▸ What this task involves:
Show each line of the data below that has the string "name" in it.

▸ Entries:
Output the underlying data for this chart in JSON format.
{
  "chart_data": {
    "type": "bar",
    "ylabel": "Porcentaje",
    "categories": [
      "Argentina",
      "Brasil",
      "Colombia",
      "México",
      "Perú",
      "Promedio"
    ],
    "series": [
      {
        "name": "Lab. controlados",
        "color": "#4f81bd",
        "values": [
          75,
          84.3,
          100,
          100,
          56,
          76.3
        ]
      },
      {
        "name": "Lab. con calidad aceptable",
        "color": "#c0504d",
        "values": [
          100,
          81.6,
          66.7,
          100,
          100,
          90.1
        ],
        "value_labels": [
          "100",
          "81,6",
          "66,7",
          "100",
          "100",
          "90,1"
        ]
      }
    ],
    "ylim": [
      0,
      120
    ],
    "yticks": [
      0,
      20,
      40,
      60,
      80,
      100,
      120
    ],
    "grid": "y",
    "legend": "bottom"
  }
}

▸ Problem solution:
        "name": "Lab. controlados",
        "name": "Lab. con calidad aceptable",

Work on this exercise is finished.